-- START Material shown --
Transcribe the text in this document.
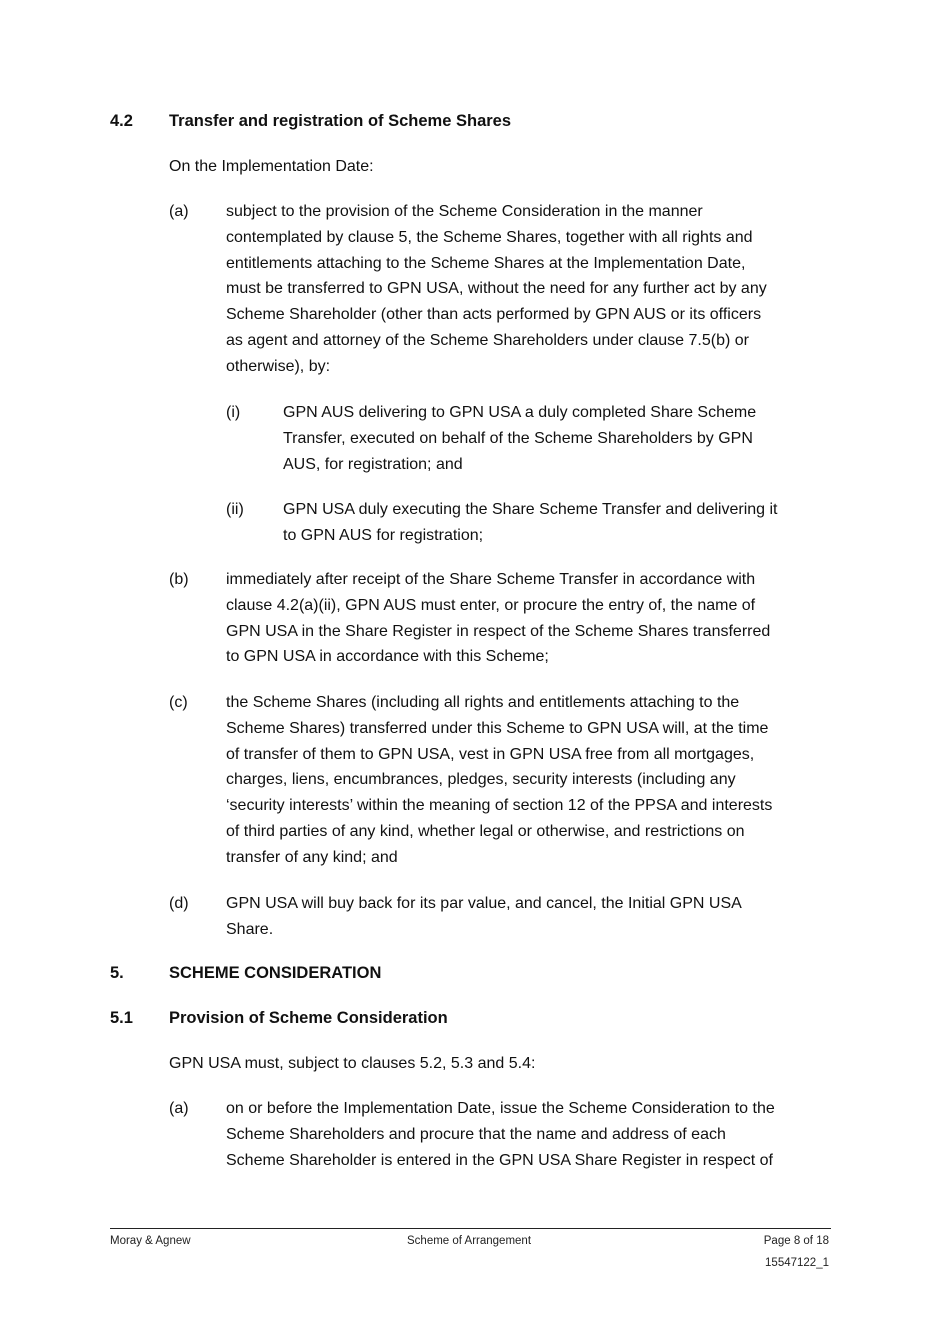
4.2 Transfer and registration of Scheme Shares
On the Implementation Date:
(a) subject to the provision of the Scheme Consideration in the manner
contemplated by clause 5, the Scheme Shares, together with all rights and
entitlements attaching to the Scheme Shares at the Implementation Date,
must be transferred to GPN USA, without the need for any further act by any
Scheme Shareholder (other than acts performed by GPN AUS or its officers
as agent and attorney of the Scheme Shareholders under clause 7.5(b) or
otherwise), by:
(i)	GPN AUS delivering to GPN USA a duly completed Share Scheme
Transfer, executed on behalf of the Scheme Shareholders by GPN
AUS, for registration; and
(ii) GPN USA duly executing the Share Scheme Transfer and delivering it
to GPN AUS for registration;
(b) immediately after receipt of the Share Scheme Transfer in accordance with
clause 4.2(a)(ii), GPN AUS must enter, or procure the entry of, the name of
GPN USA in the Share Register in respect of the Scheme Shares transferred
to GPN USA in accordance with this Scheme;
(c) the Scheme Shares (including all rights and entitlements attaching to the
Scheme Shares) transferred under this Scheme to GPN USA will, at the time
of transfer of them to GPN USA, vest in GPN USA free from all mortgages,
charges, liens, encumbrances, pledges, security interests (including any
‘security interests’ within the meaning of section 12 of the PPSA and interests
of third parties of any kind, whether legal or otherwise, and restrictions on
transfer of any kind; and
(d) GPN USA will buy back for its par value, and cancel, the Initial GPN USA
Share.
5.	SCHEME CONSIDERATION
5.1 Provision of Scheme Consideration
GPN USA must, subject to clauses 5.2, 5.3 and 5.4:
(a) on or before the Implementation Date, issue the Scheme Consideration to the
Scheme Shareholders and procure that the name and address of each
Scheme Shareholder is entered in the GPN USA Share Register in respect of
Moray & Agnew	Scheme of Arrangement	Page 8 of 18
15547122_1
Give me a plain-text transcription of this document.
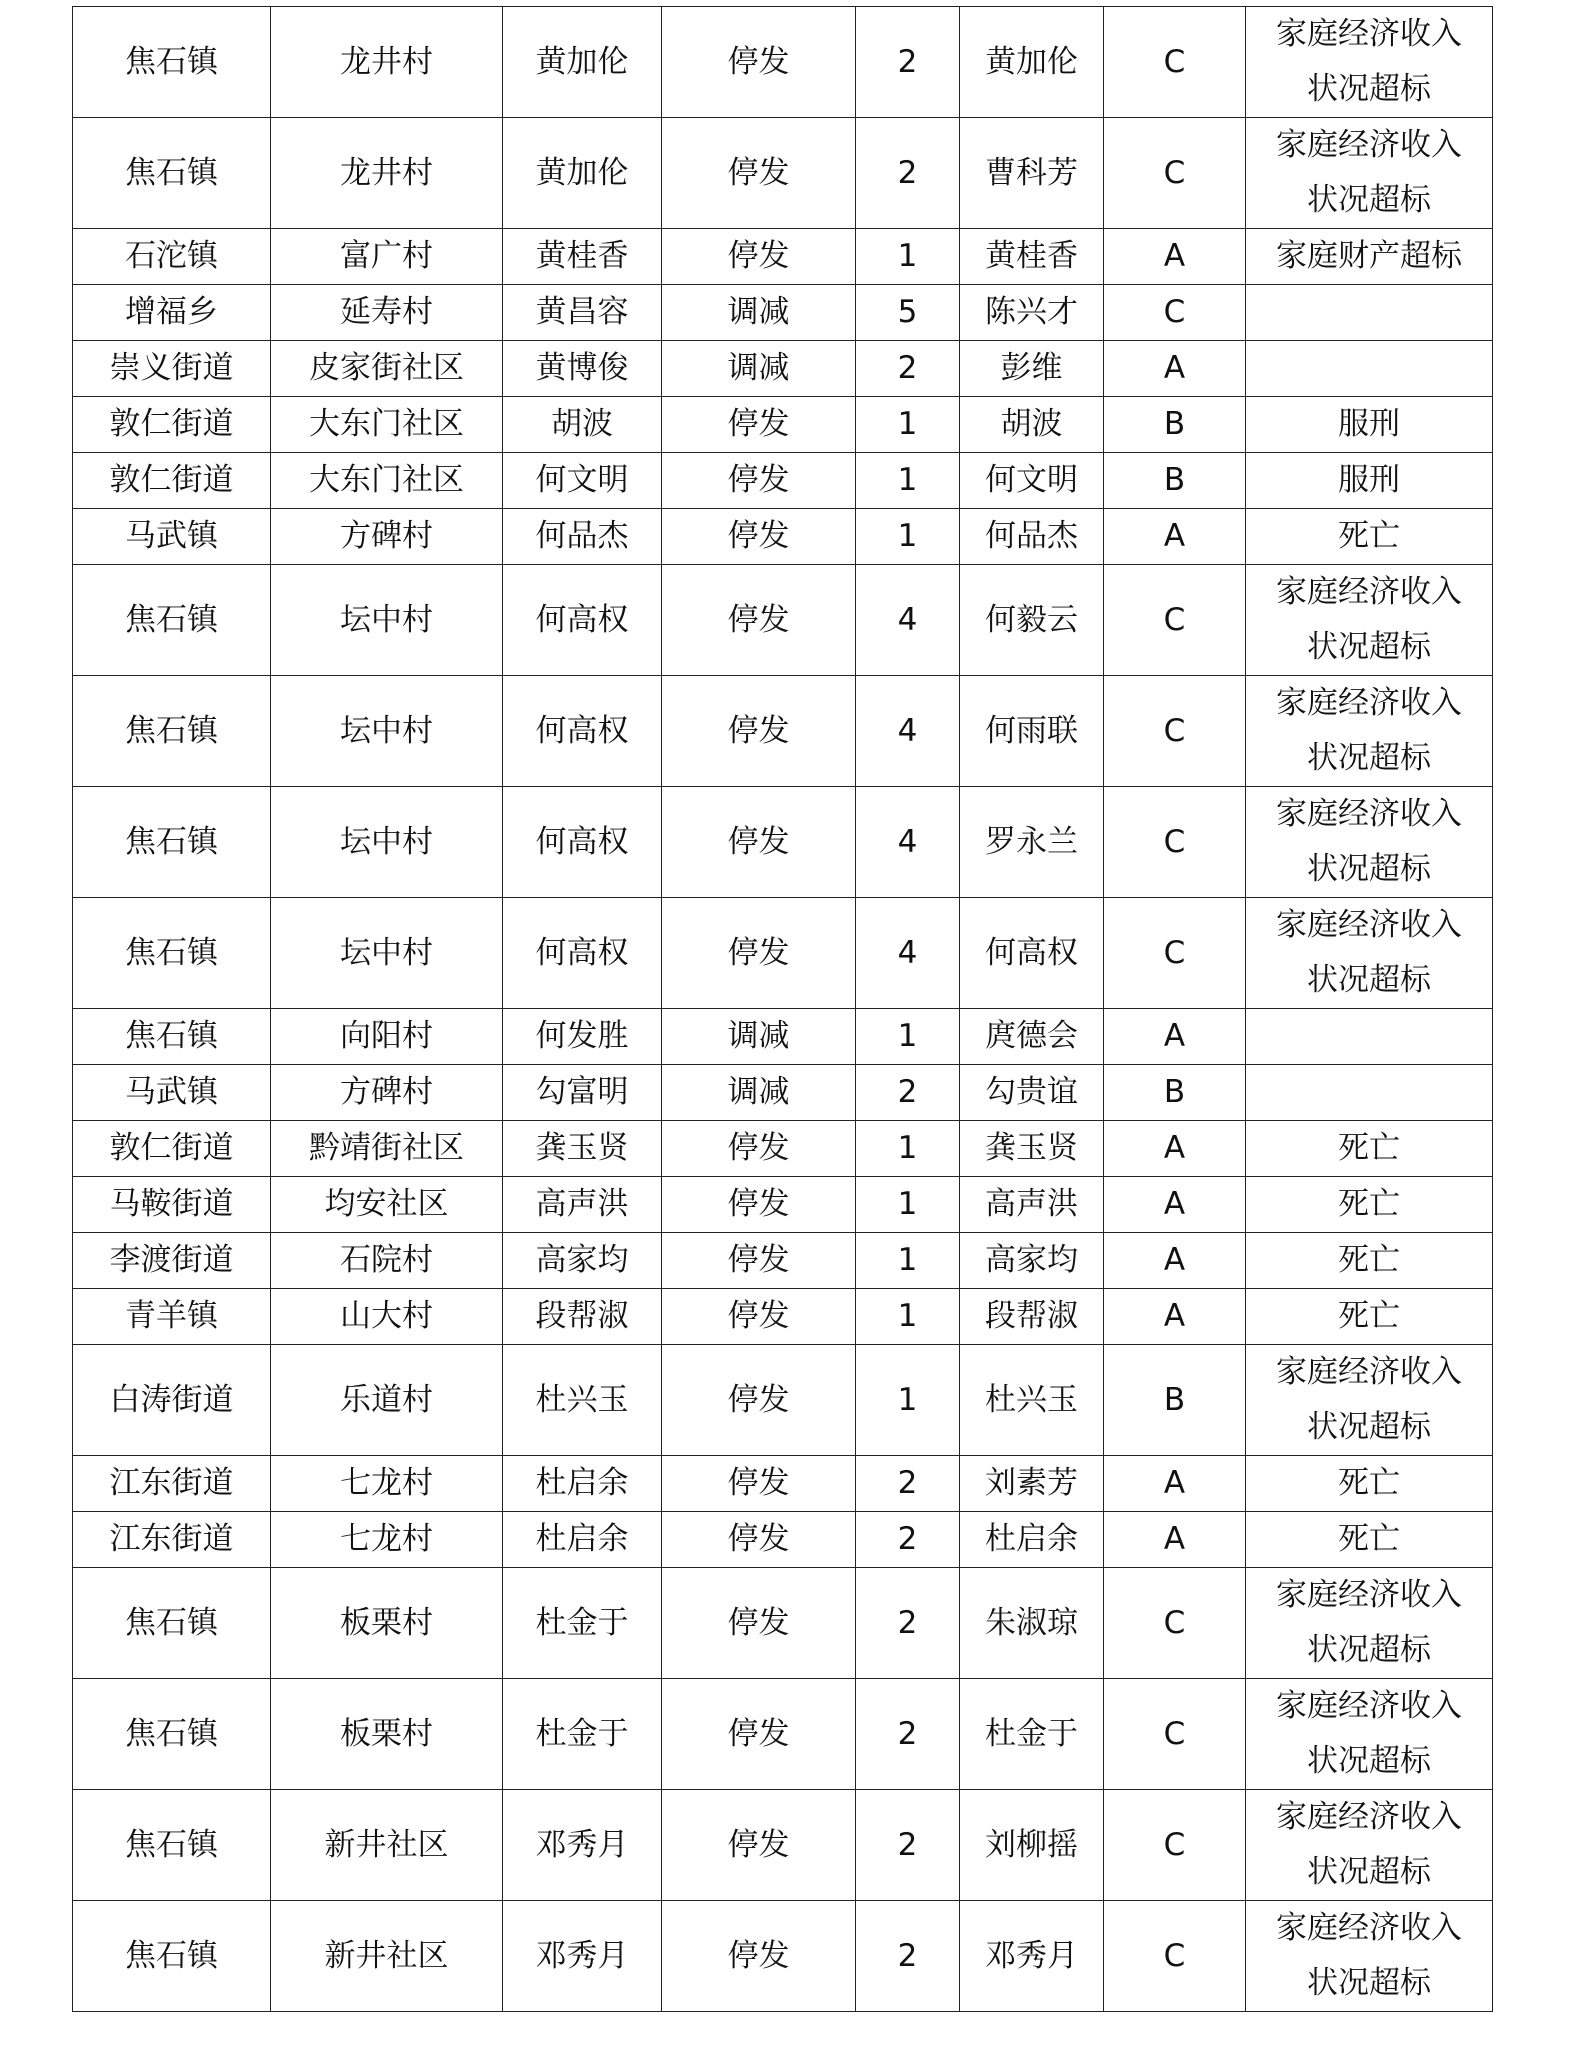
焦石镇	龙井村	黄加伦	停发	2	黄加伦	C	家庭经济收入
状况超标

焦石镇	龙井村	黄加伦	停发	2	曹科芳	C	家庭经济收入
状况超标

石沱镇	富广村	黄桂香	停发	1	黄桂香	A	家庭财产超标

增福乡	延寿村	黄昌容	调减	5	陈兴才	C	
崇义街道	皮家街社区	黄博俊	调减	2	彭维	A	
敦仁街道	大东门社区	胡波	停发	1	胡波	B	服刑

敦仁街道	大东门社区	何文明	停发	1	何文明	B	服刑

马武镇	方碑村	何品杰	停发	1	何品杰	A	死亡

焦石镇	坛中村	何高权	停发	4	何毅云	C	家庭经济收入
状况超标

焦石镇	坛中村	何高权	停发	4	何雨联	C	家庭经济收入
状况超标

焦石镇	坛中村	何高权	停发	4	罗永兰	C	家庭经济收入
状况超标

焦石镇	坛中村	何高权	停发	4	何高权	C	家庭经济收入
状况超标

焦石镇	向阳村	何发胜	调减	1	庹德会	A	
马武镇	方碑村	勾富明	调减	2	勾贵谊	B	
敦仁街道	黔靖街社区	龚玉贤	停发	1	龚玉贤	A	死亡

马鞍街道	均安社区	高声洪	停发	1	高声洪	A	死亡

李渡街道	石院村	高家均	停发	1	高家均	A	死亡

青羊镇	山大村	段帮淑	停发	1	段帮淑	A	死亡

白涛街道	乐道村	杜兴玉	停发	1	杜兴玉	B	家庭经济收入
状况超标

江东街道	七龙村	杜启余	停发	2	刘素芳	A	死亡

江东街道	七龙村	杜启余	停发	2	杜启余	A	死亡

焦石镇	板栗村	杜金于	停发	2	朱淑琼	C	家庭经济收入
状况超标

焦石镇	板栗村	杜金于	停发	2	杜金于	C	家庭经济收入
状况超标

焦石镇	新井社区	邓秀月	停发	2	刘柳摇	C	家庭经济收入
状况超标

焦石镇	新井社区	邓秀月	停发	2	邓秀月	C	家庭经济收入
状况超标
-- END Material shown --
## [The exercise]
Every record above must be given again exactly; drop the pictures.

## [Answer to the problem]
Transcribe the text in this document.
4.2 Transfer and registration of Scheme Shares
On the Implementation Date:
(a) subject to the provision of the Scheme Consideration in the manner
contemplated by clause 5, the Scheme Shares, together with all rights and
entitlements attaching to the Scheme Shares at the Implementation Date,
must be transferred to GPN USA, without the need for any further act by any
Scheme Shareholder (other than acts performed by GPN AUS or its officers
as agent and attorney of the Scheme Shareholders under clause 7.5(b) or
otherwise), by:
(i)	GPN AUS delivering to GPN USA a duly completed Share Scheme
Transfer, executed on behalf of the Scheme Shareholders by GPN
AUS, for registration; and
(ii) GPN USA duly executing the Share Scheme Transfer and delivering it
to GPN AUS for registration;
(b) immediately after receipt of the Share Scheme Transfer in accordance with
clause 4.2(a)(ii), GPN AUS must enter, or procure the entry of, the name of
GPN USA in the Share Register in respect of the Scheme Shares transferred
to GPN USA in accordance with this Scheme;
(c) the Scheme Shares (including all rights and entitlements attaching to the
Scheme Shares) transferred under this Scheme to GPN USA will, at the time
of transfer of them to GPN USA, vest in GPN USA free from all mortgages,
charges, liens, encumbrances, pledges, security interests (including any
‘security interests’ within the meaning of section 12 of the PPSA and interests
of third parties of any kind, whether legal or otherwise, and restrictions on
transfer of any kind; and
(d) GPN USA will buy back for its par value, and cancel, the Initial GPN USA
Share.
5.	SCHEME CONSIDERATION
5.1 Provision of Scheme Consideration
GPN USA must, subject to clauses 5.2, 5.3 and 5.4:
(a) on or before the Implementation Date, issue the Scheme Consideration to the
Scheme Shareholders and procure that the name and address of each
Scheme Shareholder is entered in the GPN USA Share Register in respect of
Moray & Agnew	Scheme of Arrangement	Page 8 of 18
15547122_1
Give me a plain-text transcription of this document.
焦石镇	龙井村	黄加伦	停发	2	黄加伦	C	家庭经济收入
状况超标

焦石镇	龙井村	黄加伦	停发	2	曹科芳	C	家庭经济收入
状况超标

石沱镇	富广村	黄桂香	停发	1	黄桂香	A	家庭财产超标

增福乡	延寿村	黄昌容	调减	5	陈兴才	C	
崇义街道	皮家街社区	黄博俊	调减	2	彭维	A	
敦仁街道	大东门社区	胡波	停发	1	胡波	B	服刑

敦仁街道	大东门社区	何文明	停发	1	何文明	B	服刑

马武镇	方碑村	何品杰	停发	1	何品杰	A	死亡

焦石镇	坛中村	何高权	停发	4	何毅云	C	家庭经济收入
状况超标

焦石镇	坛中村	何高权	停发	4	何雨联	C	家庭经济收入
状况超标

焦石镇	坛中村	何高权	停发	4	罗永兰	C	家庭经济收入
状况超标

焦石镇	坛中村	何高权	停发	4	何高权	C	家庭经济收入
状况超标

焦石镇	向阳村	何发胜	调减	1	庹德会	A	
马武镇	方碑村	勾富明	调减	2	勾贵谊	B	
敦仁街道	黔靖街社区	龚玉贤	停发	1	龚玉贤	A	死亡

马鞍街道	均安社区	高声洪	停发	1	高声洪	A	死亡

李渡街道	石院村	高家均	停发	1	高家均	A	死亡

青羊镇	山大村	段帮淑	停发	1	段帮淑	A	死亡

白涛街道	乐道村	杜兴玉	停发	1	杜兴玉	B	家庭经济收入
状况超标

江东街道	七龙村	杜启余	停发	2	刘素芳	A	死亡

江东街道	七龙村	杜启余	停发	2	杜启余	A	死亡

焦石镇	板栗村	杜金于	停发	2	朱淑琼	C	家庭经济收入
状况超标

焦石镇	板栗村	杜金于	停发	2	杜金于	C	家庭经济收入
状况超标

焦石镇	新井社区	邓秀月	停发	2	刘柳摇	C	家庭经济收入
状况超标

焦石镇	新井社区	邓秀月	停发	2	邓秀月	C	家庭经济收入
状况超标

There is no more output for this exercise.